----- Supplied data -----

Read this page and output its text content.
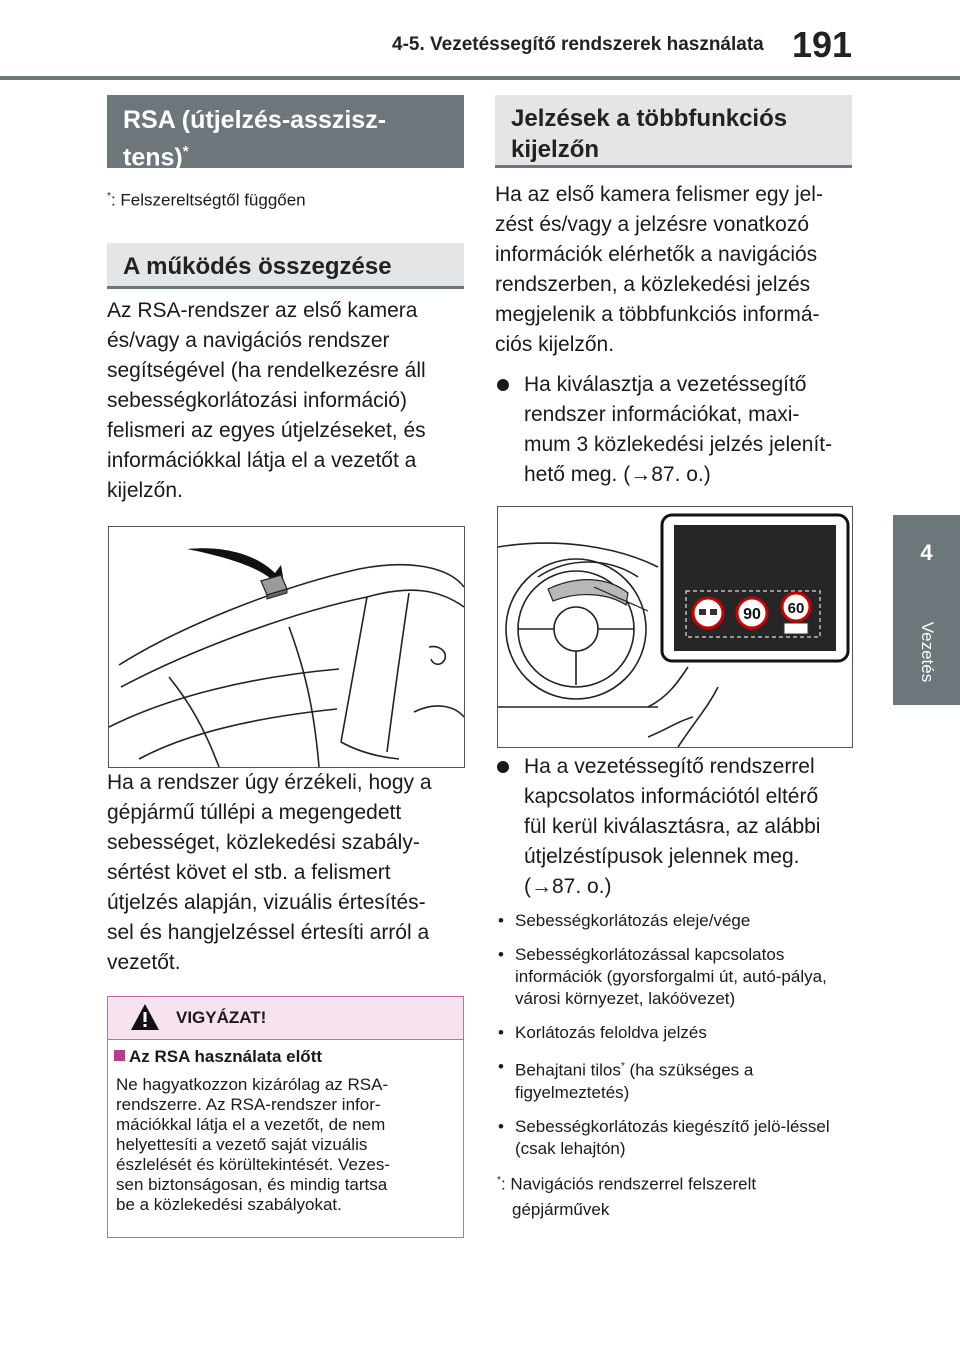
4-5. Vezetéssegítő rendszerek használata 191
4
Vezetés
RSA (útjelzés-asszisz-
tens)*
*: Felszereltségtől függően
A működés összegzése
Az RSA-rendszer az első kamera
és/vagy a navigációs rendszer
segítségével (ha rendelkezésre áll
sebességkorlátozási információ)
felismeri az egyes útjelzéseket, és
információkkal látja el a vezetőt a
kijelzőn.
Ha a rendszer úgy érzékeli, hogy a
gépjármű túllépi a megengedett
sebességet, közlekedési szabály-
sértést követ el stb. a felismert
útjelzés alapján, vizuális értesítés-
sel és hangjelzéssel értesíti arról a
vezetőt.
VIGYÁZAT!
Az RSA használata előtt
Ne hagyatkozzon kizárólag az RSA-
rendszerre. Az RSA-rendszer infor-
mációkkal látja el a vezetőt, de nem
helyettesíti a vezető saját vizuális
észlelését és körültekintését. Vezes-
sen biztonságosan, és mindig tartsa
be a közlekedési szabályokat.
Jelzések a többfunkciós
kijelzőn
Ha az első kamera felismer egy jel-
zést és/vagy a jelzésre vonatkozó
információk elérhetők a navigációs
rendszerben, a közlekedési jelzés
megjelenik a többfunkciós informá-
ciós kijelzőn.
Ha kiválasztja a vezetéssegítő
rendszer információkat, maxi-
mum 3 közlekedési jelzés jelenít-
hető meg. (→87. o.)
90 60
Ha a vezetéssegítő rendszerrel
kapcsolatos információtól eltérő
fül kerül kiválasztásra, az alábbi
útjelzéstípusok jelennek meg.
(→87. o.)
• Sebességkorlátozás eleje/vége
• Sebességkorlátozással kapcsolatos információk (gyorsforgalmi út, autó-pálya, városi környezet, lakóövezet)
• Korlátozás feloldva jelzés
• Behajtani tilos* (ha szükséges a figyelmeztetés)
• Sebességkorlátozás kiegészítő jelö-léssel (csak lehajtón)
*: Navigációs rendszerrel felszerelt
gépjárművek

-----

Make an exact copy of all the material, but keep the pictures out of it.

Read this page and output its text content.
4-5. Vezetéssegítő rendszerek használata 191
4
Vezetés
RSA (útjelzés-asszisz-
tens)*
*: Felszereltségtől függően
A működés összegzése
Az RSA-rendszer az első kamera
és/vagy a navigációs rendszer
segítségével (ha rendelkezésre áll
sebességkorlátozási információ)
felismeri az egyes útjelzéseket, és
információkkal látja el a vezetőt a
kijelzőn.
Ha a rendszer úgy érzékeli, hogy a
gépjármű túllépi a megengedett
sebességet, közlekedési szabály-
sértést követ el stb. a felismert
útjelzés alapján, vizuális értesítés-
sel és hangjelzéssel értesíti arról a
vezetőt.
VIGYÁZAT!
Az RSA használata előtt
Ne hagyatkozzon kizárólag az RSA-
rendszerre. Az RSA-rendszer infor-
mációkkal látja el a vezetőt, de nem
helyettesíti a vezető saját vizuális
észlelését és körültekintését. Vezes-
sen biztonságosan, és mindig tartsa
be a közlekedési szabályokat.
Jelzések a többfunkciós
kijelzőn
Ha az első kamera felismer egy jel-
zést és/vagy a jelzésre vonatkozó
információk elérhetők a navigációs
rendszerben, a közlekedési jelzés
megjelenik a többfunkciós informá-
ciós kijelzőn.
Ha kiválasztja a vezetéssegítő
rendszer információkat, maxi-
mum 3 közlekedési jelzés jelenít-
hető meg. (→87. o.)
90 60
Ha a vezetéssegítő rendszerrel
kapcsolatos információtól eltérő
fül kerül kiválasztásra, az alábbi
útjelzéstípusok jelennek meg.
(→87. o.)
• Sebességkorlátozás eleje/vége
• Sebességkorlátozással kapcsolatos információk (gyorsforgalmi út, autó-pálya, városi környezet, lakóövezet)
• Korlátozás feloldva jelzés
• Behajtani tilos* (ha szükséges a figyelmeztetés)
• Sebességkorlátozás kiegészítő jelö-léssel (csak lehajtón)
*: Navigációs rendszerrel felszerelt
gépjárművek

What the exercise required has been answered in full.